Task objective: Scan the data below. Pull out each line where "this" occurs.

start Records to use

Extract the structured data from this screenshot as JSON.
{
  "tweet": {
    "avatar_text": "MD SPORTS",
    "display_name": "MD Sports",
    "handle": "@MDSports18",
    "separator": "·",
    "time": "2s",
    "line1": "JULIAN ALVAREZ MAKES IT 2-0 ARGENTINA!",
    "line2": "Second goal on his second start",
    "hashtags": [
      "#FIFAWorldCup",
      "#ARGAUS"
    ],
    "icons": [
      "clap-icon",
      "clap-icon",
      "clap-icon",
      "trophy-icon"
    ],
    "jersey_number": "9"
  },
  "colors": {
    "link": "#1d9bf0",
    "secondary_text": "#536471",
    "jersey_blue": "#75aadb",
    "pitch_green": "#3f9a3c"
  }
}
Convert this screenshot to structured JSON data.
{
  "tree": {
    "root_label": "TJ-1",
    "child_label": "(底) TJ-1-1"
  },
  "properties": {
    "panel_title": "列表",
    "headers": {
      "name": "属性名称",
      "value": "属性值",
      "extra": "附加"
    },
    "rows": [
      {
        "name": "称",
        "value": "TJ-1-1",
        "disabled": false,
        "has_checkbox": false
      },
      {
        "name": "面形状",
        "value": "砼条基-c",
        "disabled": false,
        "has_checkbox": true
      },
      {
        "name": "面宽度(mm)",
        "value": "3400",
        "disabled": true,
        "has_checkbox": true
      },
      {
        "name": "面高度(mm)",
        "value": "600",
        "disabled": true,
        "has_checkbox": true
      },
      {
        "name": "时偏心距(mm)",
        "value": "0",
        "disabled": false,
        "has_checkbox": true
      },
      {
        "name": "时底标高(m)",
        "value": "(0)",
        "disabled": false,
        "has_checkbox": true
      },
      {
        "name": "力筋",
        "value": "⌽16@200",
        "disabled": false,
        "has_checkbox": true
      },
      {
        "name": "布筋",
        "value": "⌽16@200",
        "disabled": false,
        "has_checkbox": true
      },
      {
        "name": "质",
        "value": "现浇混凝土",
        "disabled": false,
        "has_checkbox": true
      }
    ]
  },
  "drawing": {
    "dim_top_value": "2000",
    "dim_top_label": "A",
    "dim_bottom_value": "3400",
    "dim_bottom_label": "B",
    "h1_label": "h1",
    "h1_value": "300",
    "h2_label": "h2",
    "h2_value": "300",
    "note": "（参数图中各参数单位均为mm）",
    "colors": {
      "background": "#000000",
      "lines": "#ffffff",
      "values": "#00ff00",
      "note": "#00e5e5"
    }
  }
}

end Records to use

Correct result:
Extract the structured data from this screenshot as JSON.
Convert this screenshot to structured JSON data.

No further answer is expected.